Lines containing the string "document" are to be counted. Write only how many there are.

── Records for the task

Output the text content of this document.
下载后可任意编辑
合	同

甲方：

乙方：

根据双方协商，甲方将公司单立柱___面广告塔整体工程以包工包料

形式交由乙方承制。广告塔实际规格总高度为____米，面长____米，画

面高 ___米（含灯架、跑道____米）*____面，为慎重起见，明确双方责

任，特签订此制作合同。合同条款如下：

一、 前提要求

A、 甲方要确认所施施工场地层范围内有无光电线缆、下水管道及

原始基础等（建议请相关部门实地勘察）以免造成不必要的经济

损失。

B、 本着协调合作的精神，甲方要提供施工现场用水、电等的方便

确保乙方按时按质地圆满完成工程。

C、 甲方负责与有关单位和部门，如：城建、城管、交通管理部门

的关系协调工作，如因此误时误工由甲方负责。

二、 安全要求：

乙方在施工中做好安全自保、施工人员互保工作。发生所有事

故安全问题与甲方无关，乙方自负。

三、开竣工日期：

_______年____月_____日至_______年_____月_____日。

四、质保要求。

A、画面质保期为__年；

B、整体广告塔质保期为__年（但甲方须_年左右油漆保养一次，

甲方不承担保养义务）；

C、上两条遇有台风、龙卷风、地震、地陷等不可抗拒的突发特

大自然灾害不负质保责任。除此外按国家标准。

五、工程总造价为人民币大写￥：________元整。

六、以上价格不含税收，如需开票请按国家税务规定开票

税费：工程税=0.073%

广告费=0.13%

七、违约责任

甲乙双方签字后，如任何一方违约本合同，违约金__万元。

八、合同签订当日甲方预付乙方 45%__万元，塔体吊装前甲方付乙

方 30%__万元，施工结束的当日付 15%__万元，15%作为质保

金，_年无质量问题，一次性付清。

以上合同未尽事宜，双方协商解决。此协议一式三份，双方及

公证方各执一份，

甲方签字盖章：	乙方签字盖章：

────
── Records for the task

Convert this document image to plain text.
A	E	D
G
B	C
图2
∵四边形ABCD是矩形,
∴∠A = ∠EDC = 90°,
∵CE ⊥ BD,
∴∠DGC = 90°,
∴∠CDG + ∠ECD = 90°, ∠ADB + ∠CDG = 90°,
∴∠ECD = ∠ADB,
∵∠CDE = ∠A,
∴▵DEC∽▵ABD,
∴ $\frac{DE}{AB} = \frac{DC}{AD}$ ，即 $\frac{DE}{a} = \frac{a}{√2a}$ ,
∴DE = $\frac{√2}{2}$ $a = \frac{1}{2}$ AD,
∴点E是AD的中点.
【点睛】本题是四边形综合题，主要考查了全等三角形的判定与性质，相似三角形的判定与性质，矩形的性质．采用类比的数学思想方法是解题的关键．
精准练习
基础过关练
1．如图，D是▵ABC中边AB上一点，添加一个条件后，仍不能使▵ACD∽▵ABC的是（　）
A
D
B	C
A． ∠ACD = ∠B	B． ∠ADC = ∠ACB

────

§ Full output: 2